[THE EXERCISE]: Output each entry verbatim and exclude every picture from it.

[Start RECORDS FOR PROCESSING]

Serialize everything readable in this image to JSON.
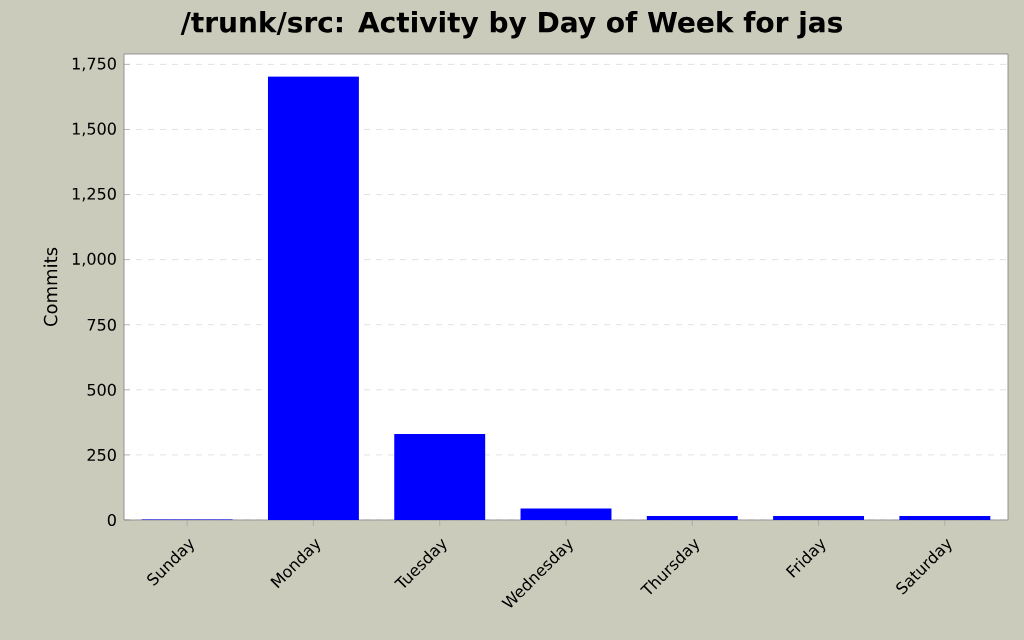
{
  "chart_data": {
    "type": "bar",
    "title": "/trunk/src: Activity by Day of Week for jas",
    "ylabel": "Commits",
    "categories": [
      "Sunday",
      "Monday",
      "Tuesday",
      "Wednesday",
      "Thursday",
      "Friday",
      "Saturday"
    ],
    "values": [
      2,
      1704,
      330,
      44,
      15,
      15,
      15
    ],
    "color": "#0000ff",
    "ylim": [
      0,
      1790
    ],
    "yticks": [
      {
        "value": 0,
        "label": "0"
      },
      {
        "value": 250,
        "label": "250"
      },
      {
        "value": 500,
        "label": "500"
      },
      {
        "value": 750,
        "label": "750"
      },
      {
        "value": 1000,
        "label": "1,000"
      },
      {
        "value": 1250,
        "label": "1,250"
      },
      {
        "value": 1500,
        "label": "1,500"
      },
      {
        "value": 1750,
        "label": "1,750"
      }
    ],
    "grid": "y"
  }
}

[End RECORDS FOR PROCESSING]

[TASK RESULT]:
Serialize everything readable in this image to JSON.
{
  "chart_data": {
    "type": "bar",
    "title": "/trunk/src: Activity by Day of Week for jas",
    "ylabel": "Commits",
    "categories": [
      "Sunday",
      "Monday",
      "Tuesday",
      "Wednesday",
      "Thursday",
      "Friday",
      "Saturday"
    ],
    "values": [
      2,
      1704,
      330,
      44,
      15,
      15,
      15
    ],
    "color": "#0000ff",
    "ylim": [
      0,
      1790
    ],
    "yticks": [
      {
        "value": 0,
        "label": "0"
      },
      {
        "value": 250,
        "label": "250"
      },
      {
        "value": 500,
        "label": "500"
      },
      {
        "value": 750,
        "label": "750"
      },
      {
        "value": 1000,
        "label": "1,000"
      },
      {
        "value": 1250,
        "label": "1,250"
      },
      {
        "value": 1500,
        "label": "1,500"
      },
      {
        "value": 1750,
        "label": "1,750"
      }
    ],
    "grid": "y"
  }
}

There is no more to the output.